[Raw records]
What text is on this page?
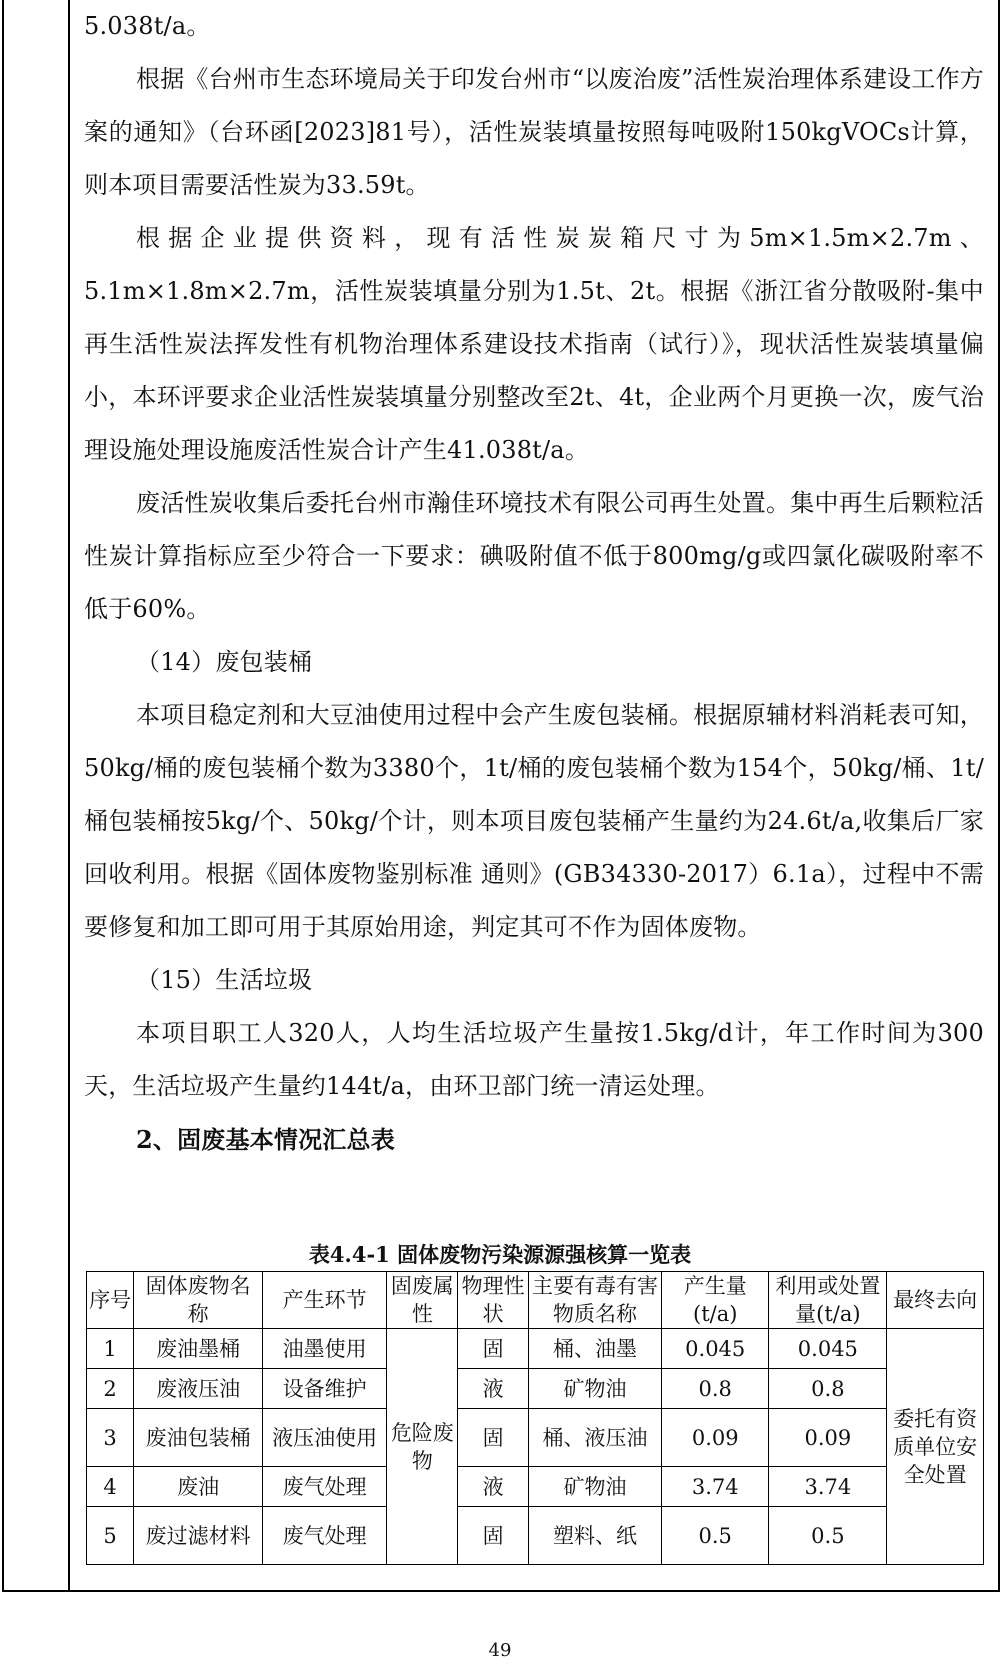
5.038t/a。

根据《台州市生态环境局关于印发台州市“以废治废”活性炭治理体系建设工作方案的通知》（台环函[2023]81号），活性炭装填量按照每吨吸附150kgVOCs计算，则本项目需要活性炭为33.59t。

根据企业提供资料，现有活性炭炭箱尺寸为5m×1.5m×2.7m、5.1m×1.8m×2.7m，活性炭装填量分别为1.5t、2t。根据《浙江省分散吸附-集中再生活性炭法挥发性有机物治理体系建设技术指南（试行）》，现状活性炭装填量偏小，本环评要求企业活性炭装填量分别整改至2t、4t，企业两个月更换一次，废气治理设施处理设施废活性炭合计产生41.038t/a。

废活性炭收集后委托台州市瀚佳环境技术有限公司再生处置。集中再生后颗粒活性炭计算指标应至少符合一下要求：碘吸附值不低于800mg/g或四氯化碳吸附率不低于60%。

（14）废包装桶

本项目稳定剂和大豆油使用过程中会产生废包装桶。根据原辅材料消耗表可知，50kg/桶的废包装桶个数为3380个，1t/桶的废包装桶个数为154个，50kg/桶、1t/桶包装桶按5kg/个、50kg/个计，则本项目废包装桶产生量约为24.6t/a,收集后厂家回收利用。根据《固体废物鉴别标准 通则》(GB34330-2017）6.1a），过程中不需要修复和加工即可用于其原始用途，判定其可不作为固体废物。

（15）生活垃圾

本项目职工人320人，人均生活垃圾产生量按1.5kg/d计，年工作时间为300天，生活垃圾产生量约144t/a，由环卫部门统一清运处理。

2、固废基本情况汇总表

表4.4-1 固体废物污染源源强核算一览表
序号	固体废物名称	产生环节	固废属性	物理性状	主要有毒有害物质名称	产生量(t/a)	利用或处置量(t/a)	最终去向
1	废油墨桶	油墨使用	危险废物	固	桶、油墨	0.045	0.045	委托有资质单位安全处置
2	废液压油	设备维护		液	矿物油	0.8	0.8	
3	废油包装桶	液压油使用		固	桶、液压油	0.09	0.09	
4	废油	废气处理		液	矿物油	3.74	3.74	
5	废过滤材料	废气处理		固	塑料、纸	0.5	0.5	
49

* _Description of the task_: Each line above that holds the string "废气处理" should be copied and shown.

* _Solution_:
4	废油	废气处理		液	矿物油	3.74	3.74	
5	废过滤材料	废气处理		固	塑料、纸	0.5	0.5	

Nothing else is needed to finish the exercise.